● **The problem**
Copy each line below that contains "type".

● **Record excerpts**
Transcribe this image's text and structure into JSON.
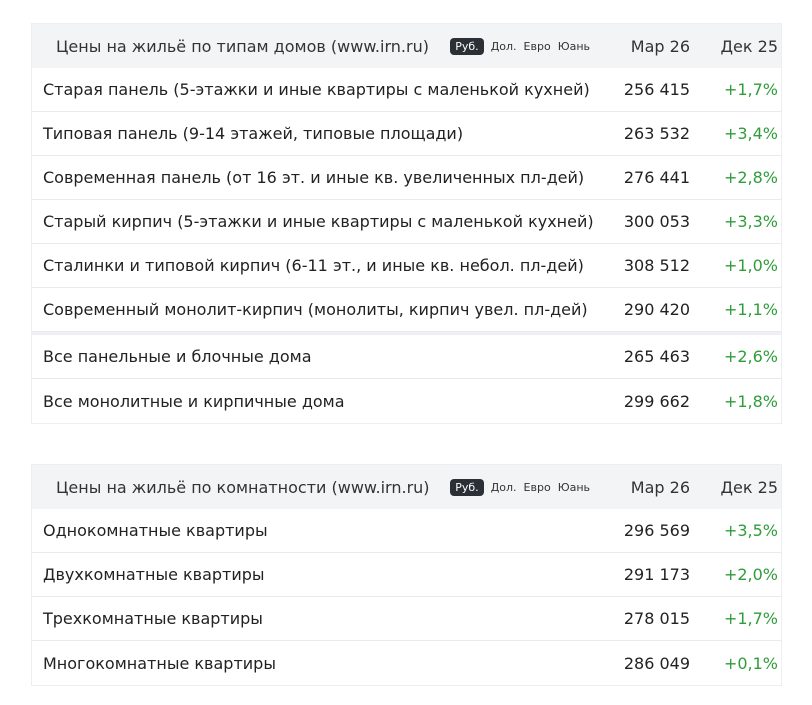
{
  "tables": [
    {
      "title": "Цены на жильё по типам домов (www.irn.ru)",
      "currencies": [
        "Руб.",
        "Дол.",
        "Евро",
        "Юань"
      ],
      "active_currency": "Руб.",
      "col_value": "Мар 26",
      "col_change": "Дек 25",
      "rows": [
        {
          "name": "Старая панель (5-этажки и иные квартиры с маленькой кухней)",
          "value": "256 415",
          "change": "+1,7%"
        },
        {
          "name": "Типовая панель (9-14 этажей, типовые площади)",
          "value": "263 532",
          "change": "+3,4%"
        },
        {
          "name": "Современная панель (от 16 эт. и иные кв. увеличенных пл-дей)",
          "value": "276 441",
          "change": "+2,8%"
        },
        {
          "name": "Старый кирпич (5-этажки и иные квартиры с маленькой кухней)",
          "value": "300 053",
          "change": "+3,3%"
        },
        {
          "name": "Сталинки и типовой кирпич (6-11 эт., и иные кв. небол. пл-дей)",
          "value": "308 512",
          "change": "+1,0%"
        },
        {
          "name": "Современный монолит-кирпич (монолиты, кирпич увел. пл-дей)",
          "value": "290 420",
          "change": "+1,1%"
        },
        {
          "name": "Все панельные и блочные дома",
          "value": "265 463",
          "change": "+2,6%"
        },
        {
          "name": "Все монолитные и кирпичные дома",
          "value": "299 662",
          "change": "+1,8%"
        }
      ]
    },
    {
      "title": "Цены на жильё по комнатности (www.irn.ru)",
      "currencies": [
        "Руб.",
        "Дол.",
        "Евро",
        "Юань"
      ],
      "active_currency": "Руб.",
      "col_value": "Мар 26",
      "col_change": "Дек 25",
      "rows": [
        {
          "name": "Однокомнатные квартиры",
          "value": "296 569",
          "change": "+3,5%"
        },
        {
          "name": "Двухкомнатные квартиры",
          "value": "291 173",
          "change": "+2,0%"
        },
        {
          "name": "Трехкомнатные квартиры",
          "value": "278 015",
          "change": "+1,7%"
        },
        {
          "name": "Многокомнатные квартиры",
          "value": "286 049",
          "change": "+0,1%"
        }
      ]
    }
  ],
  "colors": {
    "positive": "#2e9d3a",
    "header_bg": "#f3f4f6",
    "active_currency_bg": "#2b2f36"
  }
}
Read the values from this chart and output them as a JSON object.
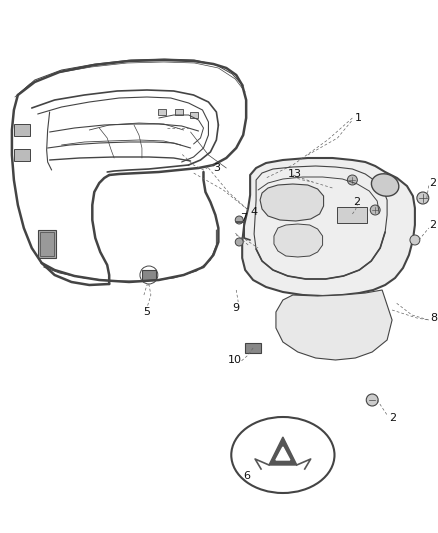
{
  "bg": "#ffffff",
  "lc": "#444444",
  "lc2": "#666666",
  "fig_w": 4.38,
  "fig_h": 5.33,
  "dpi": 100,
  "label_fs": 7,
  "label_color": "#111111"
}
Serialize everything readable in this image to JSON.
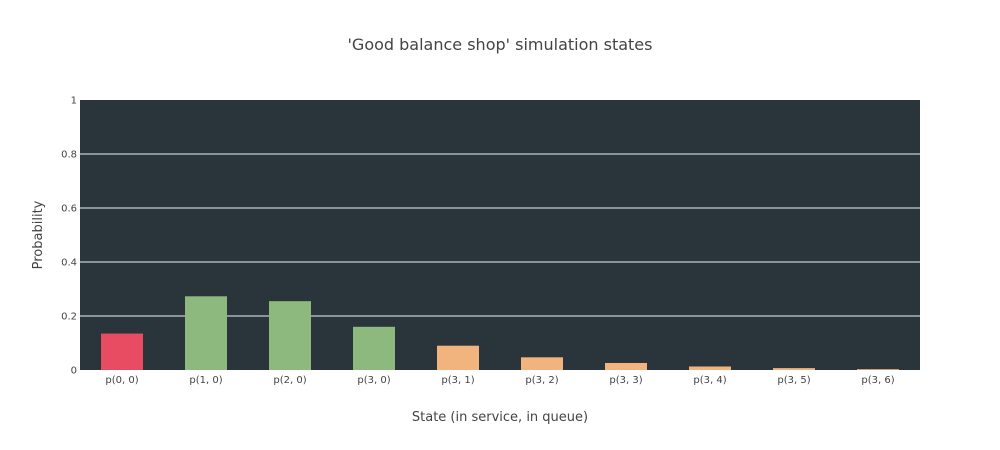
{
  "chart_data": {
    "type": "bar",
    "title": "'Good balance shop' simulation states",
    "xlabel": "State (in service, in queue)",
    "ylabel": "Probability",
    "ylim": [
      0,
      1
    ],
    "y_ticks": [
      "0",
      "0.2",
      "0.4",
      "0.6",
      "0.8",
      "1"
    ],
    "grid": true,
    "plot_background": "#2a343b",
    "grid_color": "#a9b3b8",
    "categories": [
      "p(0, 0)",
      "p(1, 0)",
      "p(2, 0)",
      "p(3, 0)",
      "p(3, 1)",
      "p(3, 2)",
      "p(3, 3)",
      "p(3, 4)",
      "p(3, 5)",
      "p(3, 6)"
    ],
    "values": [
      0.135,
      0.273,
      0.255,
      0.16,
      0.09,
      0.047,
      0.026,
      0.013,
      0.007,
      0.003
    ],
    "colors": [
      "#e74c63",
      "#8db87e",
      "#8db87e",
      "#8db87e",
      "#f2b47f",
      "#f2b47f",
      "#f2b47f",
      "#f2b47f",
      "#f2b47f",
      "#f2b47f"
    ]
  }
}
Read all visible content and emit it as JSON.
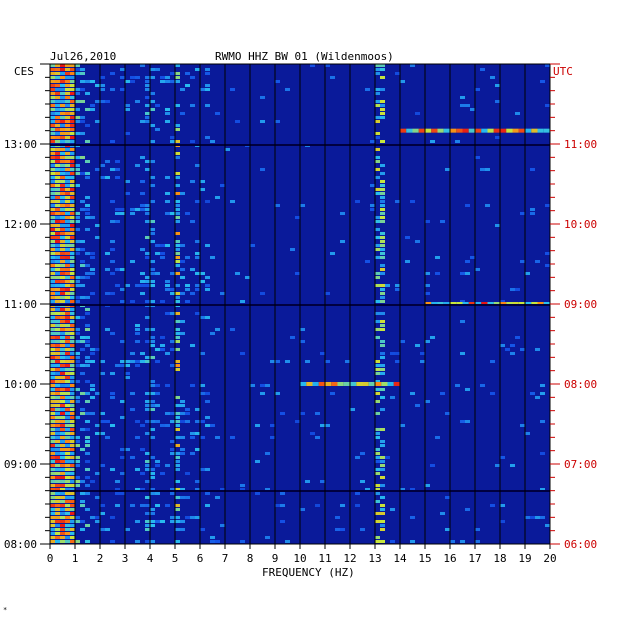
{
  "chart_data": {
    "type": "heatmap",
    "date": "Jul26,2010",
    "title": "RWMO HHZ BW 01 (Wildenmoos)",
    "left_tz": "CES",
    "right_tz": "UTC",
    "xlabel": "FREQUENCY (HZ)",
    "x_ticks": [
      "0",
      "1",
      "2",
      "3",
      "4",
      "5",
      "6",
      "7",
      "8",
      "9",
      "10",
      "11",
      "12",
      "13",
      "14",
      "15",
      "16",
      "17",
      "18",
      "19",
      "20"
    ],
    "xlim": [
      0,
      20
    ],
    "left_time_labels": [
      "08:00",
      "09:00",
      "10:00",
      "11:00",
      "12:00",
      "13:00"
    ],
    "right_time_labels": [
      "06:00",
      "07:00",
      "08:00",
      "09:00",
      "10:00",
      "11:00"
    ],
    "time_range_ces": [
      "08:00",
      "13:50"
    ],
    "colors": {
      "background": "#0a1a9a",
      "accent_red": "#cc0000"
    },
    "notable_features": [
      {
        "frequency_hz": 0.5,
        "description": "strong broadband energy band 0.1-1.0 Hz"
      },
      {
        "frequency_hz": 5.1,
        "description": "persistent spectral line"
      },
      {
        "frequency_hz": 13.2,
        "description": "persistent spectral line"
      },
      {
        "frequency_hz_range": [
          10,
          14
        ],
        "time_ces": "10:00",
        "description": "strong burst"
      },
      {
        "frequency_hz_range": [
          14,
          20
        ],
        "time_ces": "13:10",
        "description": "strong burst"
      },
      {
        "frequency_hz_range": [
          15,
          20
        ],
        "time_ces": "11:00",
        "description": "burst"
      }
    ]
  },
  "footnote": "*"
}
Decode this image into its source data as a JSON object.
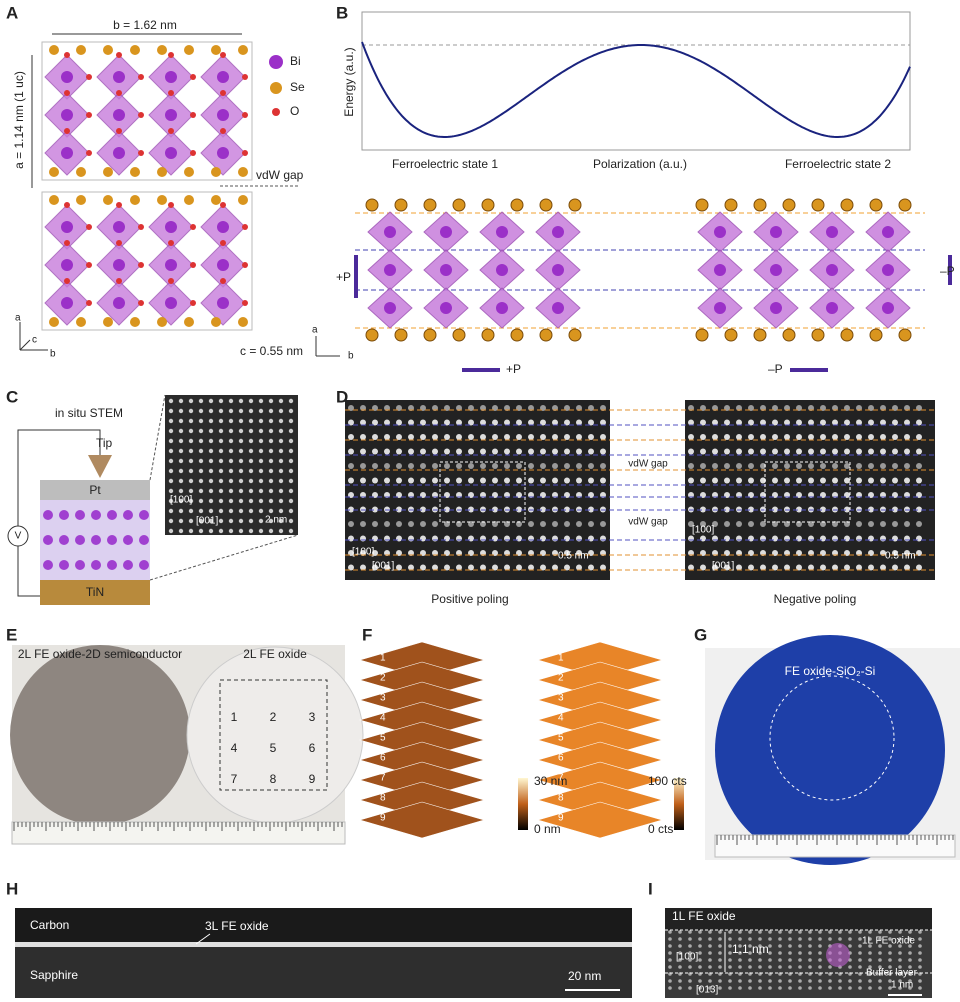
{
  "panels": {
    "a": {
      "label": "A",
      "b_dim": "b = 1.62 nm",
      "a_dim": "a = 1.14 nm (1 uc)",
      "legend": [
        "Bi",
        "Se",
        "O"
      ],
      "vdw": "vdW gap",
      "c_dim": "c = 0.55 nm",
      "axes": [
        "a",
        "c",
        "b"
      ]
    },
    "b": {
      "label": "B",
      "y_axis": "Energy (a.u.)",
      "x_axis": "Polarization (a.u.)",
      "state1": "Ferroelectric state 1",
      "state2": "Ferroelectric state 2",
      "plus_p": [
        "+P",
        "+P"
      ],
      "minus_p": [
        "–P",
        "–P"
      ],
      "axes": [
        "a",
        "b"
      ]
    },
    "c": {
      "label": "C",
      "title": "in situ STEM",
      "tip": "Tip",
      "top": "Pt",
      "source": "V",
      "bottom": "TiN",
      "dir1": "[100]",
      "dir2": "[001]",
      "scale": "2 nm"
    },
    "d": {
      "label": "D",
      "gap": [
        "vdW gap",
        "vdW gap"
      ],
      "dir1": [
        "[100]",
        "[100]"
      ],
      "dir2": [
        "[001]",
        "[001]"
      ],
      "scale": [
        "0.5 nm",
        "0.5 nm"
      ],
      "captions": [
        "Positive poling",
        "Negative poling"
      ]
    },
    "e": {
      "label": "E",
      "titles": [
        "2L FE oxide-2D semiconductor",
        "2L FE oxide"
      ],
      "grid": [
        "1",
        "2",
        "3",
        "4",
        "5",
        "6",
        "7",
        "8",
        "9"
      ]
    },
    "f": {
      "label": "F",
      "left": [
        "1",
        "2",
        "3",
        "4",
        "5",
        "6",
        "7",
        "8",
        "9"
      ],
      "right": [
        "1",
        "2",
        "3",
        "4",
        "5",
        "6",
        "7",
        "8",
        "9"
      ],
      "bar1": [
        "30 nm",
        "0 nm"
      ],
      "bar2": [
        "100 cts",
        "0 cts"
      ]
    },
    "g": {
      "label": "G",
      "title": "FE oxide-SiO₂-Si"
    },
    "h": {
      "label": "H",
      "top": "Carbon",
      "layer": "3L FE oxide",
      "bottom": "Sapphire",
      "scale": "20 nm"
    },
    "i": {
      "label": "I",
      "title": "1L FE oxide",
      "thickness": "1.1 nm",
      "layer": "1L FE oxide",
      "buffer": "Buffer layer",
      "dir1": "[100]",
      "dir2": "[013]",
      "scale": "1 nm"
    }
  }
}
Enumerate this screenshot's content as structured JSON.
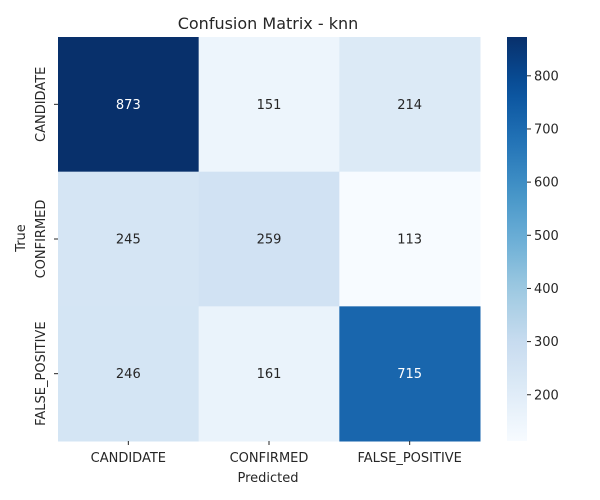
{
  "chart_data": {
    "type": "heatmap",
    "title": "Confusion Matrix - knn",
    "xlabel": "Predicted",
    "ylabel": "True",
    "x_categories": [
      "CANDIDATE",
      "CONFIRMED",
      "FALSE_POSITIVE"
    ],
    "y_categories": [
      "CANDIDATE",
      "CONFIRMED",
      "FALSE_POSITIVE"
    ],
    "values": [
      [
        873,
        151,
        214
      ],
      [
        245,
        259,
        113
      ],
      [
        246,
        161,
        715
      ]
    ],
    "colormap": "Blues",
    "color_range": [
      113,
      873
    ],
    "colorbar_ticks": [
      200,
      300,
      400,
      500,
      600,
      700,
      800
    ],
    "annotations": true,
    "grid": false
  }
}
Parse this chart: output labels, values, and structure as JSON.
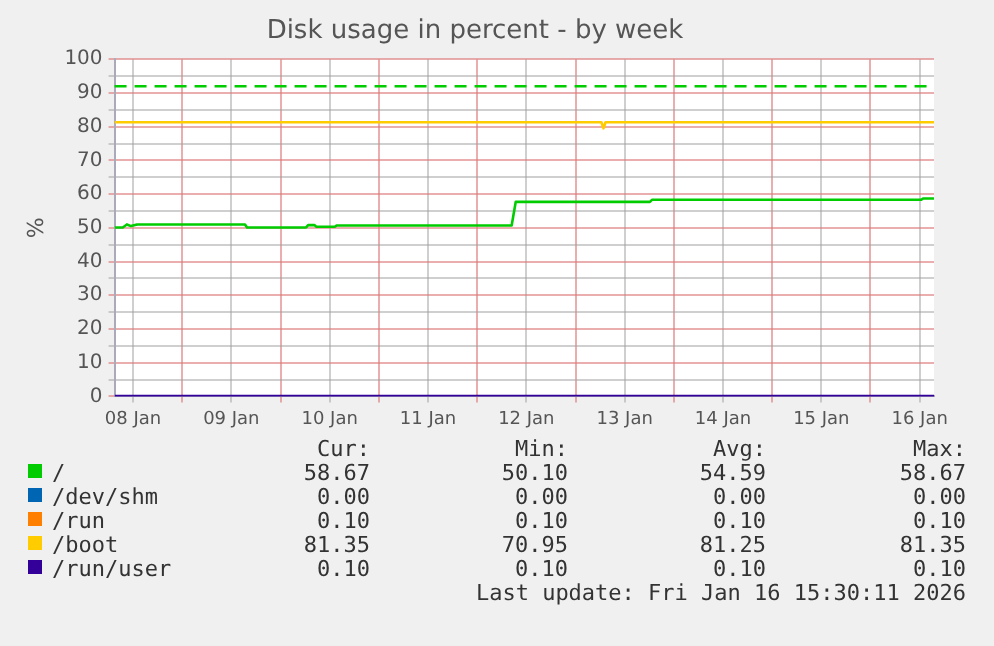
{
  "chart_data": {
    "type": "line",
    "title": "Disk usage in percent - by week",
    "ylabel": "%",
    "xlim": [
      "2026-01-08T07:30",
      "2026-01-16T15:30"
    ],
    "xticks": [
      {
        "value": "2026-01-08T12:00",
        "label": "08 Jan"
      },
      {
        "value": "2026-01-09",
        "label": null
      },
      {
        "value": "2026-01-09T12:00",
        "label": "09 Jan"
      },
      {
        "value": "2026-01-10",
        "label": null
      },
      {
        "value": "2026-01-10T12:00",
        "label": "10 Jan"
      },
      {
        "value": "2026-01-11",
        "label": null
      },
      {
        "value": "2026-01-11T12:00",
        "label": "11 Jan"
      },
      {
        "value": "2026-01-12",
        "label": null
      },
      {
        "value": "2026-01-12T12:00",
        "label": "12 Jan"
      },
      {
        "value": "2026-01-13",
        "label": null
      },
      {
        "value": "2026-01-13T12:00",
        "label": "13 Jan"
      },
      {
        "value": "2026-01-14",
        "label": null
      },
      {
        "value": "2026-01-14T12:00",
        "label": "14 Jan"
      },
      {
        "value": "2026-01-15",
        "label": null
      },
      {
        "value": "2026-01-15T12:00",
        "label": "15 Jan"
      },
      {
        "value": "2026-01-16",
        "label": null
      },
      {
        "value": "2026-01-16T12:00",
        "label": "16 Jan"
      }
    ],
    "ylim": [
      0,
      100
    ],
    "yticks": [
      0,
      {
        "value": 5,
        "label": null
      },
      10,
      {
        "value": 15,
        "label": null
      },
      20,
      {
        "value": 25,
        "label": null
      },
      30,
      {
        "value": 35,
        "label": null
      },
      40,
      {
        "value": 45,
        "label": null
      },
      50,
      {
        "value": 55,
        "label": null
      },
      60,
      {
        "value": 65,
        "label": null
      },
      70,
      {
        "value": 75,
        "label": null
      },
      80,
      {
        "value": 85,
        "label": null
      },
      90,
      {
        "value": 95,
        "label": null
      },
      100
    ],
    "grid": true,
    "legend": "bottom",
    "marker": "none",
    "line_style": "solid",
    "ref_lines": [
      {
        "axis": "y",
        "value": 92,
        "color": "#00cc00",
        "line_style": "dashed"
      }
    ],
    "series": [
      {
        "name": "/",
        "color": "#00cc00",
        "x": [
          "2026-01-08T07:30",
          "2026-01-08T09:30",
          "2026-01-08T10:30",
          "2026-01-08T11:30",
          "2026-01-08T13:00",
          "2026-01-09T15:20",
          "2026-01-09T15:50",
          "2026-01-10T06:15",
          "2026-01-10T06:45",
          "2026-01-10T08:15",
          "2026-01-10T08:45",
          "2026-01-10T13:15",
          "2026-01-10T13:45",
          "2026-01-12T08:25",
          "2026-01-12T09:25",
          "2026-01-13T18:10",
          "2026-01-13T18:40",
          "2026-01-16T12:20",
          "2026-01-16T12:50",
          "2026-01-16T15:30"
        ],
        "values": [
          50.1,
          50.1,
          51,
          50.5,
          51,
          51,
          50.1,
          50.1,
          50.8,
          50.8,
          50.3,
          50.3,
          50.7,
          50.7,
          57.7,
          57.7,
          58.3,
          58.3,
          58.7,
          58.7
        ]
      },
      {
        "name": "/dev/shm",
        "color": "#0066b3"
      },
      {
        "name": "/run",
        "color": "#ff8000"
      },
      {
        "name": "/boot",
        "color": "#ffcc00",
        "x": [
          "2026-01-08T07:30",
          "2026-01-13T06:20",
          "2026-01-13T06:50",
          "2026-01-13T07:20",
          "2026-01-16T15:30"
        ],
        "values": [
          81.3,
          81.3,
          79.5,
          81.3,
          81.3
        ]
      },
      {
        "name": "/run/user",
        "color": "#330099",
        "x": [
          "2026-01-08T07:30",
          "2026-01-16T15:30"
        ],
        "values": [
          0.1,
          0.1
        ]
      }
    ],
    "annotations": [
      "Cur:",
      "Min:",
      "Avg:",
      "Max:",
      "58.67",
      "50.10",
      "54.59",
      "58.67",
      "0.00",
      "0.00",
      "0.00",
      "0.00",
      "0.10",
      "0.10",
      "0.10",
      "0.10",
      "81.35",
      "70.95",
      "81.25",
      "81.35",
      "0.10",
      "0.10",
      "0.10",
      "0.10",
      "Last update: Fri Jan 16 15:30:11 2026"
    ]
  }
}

● **Full answer**
    "type": "bar",
    "type": "heatmap",
    "type": "heatmap",
    "type": "line",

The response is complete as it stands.